# The problem:
Only lines holding the word "JSON" should be copied from the material.

::::

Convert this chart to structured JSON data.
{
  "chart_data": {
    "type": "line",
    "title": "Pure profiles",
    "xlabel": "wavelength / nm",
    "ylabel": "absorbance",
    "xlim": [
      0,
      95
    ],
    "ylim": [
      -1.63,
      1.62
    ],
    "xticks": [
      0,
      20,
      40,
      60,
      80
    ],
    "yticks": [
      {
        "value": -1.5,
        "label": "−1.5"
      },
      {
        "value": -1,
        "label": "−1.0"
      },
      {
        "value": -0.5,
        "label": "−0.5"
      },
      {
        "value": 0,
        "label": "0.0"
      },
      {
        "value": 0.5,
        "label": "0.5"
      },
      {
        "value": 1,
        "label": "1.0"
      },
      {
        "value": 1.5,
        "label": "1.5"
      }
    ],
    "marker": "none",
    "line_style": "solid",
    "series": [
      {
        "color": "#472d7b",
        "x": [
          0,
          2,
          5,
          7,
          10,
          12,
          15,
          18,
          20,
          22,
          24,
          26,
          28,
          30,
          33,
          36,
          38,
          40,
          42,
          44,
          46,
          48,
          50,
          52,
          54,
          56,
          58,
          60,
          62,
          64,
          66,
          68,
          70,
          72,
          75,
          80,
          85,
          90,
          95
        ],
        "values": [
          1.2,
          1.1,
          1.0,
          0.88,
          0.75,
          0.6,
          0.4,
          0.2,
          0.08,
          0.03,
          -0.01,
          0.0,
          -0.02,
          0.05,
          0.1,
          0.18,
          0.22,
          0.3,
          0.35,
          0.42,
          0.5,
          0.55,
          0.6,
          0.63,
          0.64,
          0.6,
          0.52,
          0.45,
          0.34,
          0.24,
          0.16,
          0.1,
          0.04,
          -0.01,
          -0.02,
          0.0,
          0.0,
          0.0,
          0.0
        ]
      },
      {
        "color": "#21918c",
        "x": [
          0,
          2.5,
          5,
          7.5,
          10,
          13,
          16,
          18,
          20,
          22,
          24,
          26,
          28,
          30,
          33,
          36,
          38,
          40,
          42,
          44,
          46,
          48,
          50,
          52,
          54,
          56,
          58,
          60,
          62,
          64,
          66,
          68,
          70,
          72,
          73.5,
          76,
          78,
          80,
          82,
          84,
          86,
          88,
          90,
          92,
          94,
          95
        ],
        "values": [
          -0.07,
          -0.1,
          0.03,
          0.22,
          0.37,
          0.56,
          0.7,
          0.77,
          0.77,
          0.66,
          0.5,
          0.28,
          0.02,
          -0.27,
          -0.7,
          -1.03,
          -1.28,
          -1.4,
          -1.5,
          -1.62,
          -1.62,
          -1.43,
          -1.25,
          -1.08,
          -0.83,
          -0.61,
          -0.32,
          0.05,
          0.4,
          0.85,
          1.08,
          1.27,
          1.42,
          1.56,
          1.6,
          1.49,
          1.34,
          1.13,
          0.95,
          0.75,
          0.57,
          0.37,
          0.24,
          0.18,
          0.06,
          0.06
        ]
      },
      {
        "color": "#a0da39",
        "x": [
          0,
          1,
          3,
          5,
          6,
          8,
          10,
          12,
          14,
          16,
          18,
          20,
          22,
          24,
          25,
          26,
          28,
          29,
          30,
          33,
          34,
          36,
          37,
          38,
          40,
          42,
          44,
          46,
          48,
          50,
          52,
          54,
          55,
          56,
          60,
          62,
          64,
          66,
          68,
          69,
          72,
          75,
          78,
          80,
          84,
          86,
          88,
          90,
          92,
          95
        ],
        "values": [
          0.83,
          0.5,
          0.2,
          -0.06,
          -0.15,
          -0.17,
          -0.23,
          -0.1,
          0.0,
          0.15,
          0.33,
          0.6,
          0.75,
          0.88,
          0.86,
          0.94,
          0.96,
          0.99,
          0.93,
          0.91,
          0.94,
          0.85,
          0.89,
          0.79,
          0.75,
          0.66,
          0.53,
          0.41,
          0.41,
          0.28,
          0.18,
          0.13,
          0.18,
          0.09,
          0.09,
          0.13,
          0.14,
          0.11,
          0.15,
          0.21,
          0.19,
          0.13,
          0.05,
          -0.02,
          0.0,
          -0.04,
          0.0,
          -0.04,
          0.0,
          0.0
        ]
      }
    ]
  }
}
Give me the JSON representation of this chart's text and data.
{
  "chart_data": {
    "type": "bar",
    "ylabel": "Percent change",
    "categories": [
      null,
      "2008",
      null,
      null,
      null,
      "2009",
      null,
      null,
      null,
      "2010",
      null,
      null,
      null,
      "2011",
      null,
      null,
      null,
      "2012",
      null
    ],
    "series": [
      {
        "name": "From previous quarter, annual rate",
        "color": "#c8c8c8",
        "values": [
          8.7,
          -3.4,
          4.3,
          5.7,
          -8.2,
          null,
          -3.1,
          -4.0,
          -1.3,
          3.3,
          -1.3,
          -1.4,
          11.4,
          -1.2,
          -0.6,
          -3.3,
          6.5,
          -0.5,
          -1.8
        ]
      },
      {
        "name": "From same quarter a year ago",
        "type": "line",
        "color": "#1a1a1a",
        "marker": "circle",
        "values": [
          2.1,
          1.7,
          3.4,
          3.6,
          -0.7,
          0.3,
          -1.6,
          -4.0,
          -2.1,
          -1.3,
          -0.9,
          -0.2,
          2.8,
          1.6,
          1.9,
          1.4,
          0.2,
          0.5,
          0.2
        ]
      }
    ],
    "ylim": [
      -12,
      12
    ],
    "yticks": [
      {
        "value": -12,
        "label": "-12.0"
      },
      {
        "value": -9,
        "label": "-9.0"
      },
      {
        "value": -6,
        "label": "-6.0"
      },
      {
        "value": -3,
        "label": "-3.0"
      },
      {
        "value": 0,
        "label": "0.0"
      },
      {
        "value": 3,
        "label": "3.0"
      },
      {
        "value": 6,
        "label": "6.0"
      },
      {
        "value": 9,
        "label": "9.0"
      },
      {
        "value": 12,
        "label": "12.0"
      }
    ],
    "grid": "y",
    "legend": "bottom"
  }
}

::::

# Expected answer:
Convert this chart to structured JSON data.
Give me the JSON representation of this chart's text and data.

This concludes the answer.